(Stored dataset items)
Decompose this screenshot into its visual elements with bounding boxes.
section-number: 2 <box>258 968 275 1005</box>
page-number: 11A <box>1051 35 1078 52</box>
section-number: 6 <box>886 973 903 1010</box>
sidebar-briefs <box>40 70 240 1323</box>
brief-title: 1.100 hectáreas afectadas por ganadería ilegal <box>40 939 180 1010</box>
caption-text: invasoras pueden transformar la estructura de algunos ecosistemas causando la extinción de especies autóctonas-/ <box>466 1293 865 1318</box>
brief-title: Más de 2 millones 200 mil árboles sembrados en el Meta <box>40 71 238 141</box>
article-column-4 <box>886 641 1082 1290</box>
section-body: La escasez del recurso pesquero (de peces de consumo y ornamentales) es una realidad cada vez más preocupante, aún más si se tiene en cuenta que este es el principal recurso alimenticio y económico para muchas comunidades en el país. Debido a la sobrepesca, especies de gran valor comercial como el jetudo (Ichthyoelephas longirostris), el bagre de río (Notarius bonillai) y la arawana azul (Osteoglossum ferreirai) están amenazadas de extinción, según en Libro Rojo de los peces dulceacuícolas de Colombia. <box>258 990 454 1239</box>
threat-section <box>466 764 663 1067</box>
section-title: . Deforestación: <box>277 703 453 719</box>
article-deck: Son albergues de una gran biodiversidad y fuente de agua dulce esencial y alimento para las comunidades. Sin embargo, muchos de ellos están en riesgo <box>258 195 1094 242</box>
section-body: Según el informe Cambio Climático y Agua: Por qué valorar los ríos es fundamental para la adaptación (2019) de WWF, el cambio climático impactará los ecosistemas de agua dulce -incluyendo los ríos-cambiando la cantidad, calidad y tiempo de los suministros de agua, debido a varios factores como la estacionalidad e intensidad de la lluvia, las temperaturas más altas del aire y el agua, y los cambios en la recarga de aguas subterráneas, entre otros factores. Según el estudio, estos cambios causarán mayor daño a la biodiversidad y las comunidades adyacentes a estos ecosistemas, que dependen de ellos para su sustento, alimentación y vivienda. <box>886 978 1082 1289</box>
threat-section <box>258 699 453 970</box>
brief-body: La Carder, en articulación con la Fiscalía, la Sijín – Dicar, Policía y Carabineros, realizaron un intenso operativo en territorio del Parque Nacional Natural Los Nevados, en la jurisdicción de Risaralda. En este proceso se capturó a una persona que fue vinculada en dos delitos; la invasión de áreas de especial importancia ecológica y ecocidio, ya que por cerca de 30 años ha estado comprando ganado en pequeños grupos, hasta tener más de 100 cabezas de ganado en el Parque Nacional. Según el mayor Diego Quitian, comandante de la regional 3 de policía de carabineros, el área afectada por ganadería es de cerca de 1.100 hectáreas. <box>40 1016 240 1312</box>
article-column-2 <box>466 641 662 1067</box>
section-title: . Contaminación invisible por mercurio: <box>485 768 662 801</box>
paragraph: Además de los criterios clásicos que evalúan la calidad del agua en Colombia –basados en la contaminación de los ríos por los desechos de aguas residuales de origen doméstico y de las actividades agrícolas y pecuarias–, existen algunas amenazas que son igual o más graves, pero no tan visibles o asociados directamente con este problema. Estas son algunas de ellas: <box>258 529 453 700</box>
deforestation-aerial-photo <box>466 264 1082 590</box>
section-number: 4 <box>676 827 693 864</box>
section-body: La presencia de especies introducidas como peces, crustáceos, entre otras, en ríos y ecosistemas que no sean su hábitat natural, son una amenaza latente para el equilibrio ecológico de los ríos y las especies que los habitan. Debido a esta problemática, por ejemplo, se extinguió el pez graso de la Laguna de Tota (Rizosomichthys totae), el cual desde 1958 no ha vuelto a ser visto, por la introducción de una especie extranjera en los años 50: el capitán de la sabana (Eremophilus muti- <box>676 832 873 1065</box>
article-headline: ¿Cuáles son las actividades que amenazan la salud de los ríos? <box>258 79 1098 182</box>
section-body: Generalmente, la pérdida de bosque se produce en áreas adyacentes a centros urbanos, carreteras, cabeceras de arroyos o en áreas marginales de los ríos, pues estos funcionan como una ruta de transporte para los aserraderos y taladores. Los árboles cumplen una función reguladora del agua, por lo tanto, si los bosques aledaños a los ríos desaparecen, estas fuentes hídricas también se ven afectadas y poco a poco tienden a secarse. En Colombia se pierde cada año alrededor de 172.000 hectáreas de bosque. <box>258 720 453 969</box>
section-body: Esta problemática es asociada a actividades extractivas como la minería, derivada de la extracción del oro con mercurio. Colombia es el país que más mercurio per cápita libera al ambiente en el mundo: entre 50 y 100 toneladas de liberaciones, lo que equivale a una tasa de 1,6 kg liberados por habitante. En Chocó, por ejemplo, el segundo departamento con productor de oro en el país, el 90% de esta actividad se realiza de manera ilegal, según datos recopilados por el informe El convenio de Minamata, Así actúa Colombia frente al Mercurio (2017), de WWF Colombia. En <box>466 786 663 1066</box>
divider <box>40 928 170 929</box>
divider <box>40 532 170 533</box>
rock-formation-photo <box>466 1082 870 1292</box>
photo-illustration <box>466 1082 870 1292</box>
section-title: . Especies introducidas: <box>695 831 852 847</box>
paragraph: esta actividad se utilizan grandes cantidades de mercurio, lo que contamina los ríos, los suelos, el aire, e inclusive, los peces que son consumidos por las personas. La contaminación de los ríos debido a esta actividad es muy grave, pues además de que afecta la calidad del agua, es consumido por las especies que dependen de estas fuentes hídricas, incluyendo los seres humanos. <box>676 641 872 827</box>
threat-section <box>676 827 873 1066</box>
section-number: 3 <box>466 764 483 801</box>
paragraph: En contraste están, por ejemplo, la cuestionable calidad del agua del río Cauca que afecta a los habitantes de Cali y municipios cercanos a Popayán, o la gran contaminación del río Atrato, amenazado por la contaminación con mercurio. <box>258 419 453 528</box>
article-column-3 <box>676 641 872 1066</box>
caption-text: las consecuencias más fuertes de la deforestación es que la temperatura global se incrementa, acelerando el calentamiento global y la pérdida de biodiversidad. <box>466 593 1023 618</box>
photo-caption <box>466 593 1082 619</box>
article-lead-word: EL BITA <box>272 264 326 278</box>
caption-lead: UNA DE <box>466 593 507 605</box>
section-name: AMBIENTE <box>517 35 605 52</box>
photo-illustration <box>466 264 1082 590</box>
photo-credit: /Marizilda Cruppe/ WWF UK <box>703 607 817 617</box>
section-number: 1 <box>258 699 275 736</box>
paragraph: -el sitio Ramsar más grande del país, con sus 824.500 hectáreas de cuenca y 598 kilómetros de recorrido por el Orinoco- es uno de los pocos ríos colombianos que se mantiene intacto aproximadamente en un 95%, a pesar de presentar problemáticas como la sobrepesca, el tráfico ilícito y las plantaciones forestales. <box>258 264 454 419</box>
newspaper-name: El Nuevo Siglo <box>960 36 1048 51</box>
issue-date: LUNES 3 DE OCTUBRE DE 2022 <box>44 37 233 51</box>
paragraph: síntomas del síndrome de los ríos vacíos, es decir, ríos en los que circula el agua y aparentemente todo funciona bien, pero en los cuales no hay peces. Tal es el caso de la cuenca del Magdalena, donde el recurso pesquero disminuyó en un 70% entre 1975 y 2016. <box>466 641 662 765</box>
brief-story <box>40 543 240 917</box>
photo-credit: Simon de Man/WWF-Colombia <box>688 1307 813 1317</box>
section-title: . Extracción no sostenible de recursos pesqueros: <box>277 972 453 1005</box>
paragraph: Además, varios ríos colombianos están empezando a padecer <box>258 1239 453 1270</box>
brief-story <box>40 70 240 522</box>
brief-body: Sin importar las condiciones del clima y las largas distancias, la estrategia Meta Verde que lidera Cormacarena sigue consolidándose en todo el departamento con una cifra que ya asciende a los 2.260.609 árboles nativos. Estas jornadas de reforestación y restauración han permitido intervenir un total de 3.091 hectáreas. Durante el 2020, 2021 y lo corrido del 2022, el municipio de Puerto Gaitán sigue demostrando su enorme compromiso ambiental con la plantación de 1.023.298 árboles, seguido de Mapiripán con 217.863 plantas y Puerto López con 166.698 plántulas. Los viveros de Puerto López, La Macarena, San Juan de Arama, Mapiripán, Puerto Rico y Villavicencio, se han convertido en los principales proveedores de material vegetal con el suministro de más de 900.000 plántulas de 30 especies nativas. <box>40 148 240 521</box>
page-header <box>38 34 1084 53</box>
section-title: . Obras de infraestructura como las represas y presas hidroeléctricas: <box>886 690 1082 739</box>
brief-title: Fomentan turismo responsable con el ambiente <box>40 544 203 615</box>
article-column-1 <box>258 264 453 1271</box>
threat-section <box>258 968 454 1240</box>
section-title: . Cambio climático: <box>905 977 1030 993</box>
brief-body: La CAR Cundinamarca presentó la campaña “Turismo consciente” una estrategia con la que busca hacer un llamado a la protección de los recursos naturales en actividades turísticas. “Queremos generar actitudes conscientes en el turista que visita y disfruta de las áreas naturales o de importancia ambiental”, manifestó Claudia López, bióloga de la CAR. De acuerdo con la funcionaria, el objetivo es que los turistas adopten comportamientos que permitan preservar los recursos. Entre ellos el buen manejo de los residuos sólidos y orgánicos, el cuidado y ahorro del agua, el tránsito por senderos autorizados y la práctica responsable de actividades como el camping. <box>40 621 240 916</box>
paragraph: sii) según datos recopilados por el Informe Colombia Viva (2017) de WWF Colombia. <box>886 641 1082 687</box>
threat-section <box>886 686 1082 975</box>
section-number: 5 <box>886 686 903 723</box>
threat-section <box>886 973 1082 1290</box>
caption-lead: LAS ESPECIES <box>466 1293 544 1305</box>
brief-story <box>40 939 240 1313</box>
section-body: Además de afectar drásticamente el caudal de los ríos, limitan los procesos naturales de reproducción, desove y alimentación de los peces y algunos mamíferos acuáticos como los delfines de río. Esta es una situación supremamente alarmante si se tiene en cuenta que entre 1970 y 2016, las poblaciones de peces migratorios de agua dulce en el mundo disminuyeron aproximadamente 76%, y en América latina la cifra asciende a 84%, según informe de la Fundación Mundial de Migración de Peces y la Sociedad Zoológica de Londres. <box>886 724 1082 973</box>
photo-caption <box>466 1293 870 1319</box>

* [EXERCISE BRIEF]: Quote the items word for word from the start through the line containing "article-column-4 <box>886 641 1082 1290</box>", including that line.

* [WRITTEN RESPONSE]:
Decompose this screenshot into its visual elements with bounding boxes.
section-number: 2 <box>258 968 275 1005</box>
page-number: 11A <box>1051 35 1078 52</box>
section-number: 6 <box>886 973 903 1010</box>
sidebar-briefs <box>40 70 240 1323</box>
brief-title: 1.100 hectáreas afectadas por ganadería ilegal <box>40 939 180 1010</box>
caption-text: invasoras pueden transformar la estructura de algunos ecosistemas causando la extinción de especies autóctonas-/ <box>466 1293 865 1318</box>
brief-title: Más de 2 millones 200 mil árboles sembrados en el Meta <box>40 71 238 141</box>
article-column-4 <box>886 641 1082 1290</box>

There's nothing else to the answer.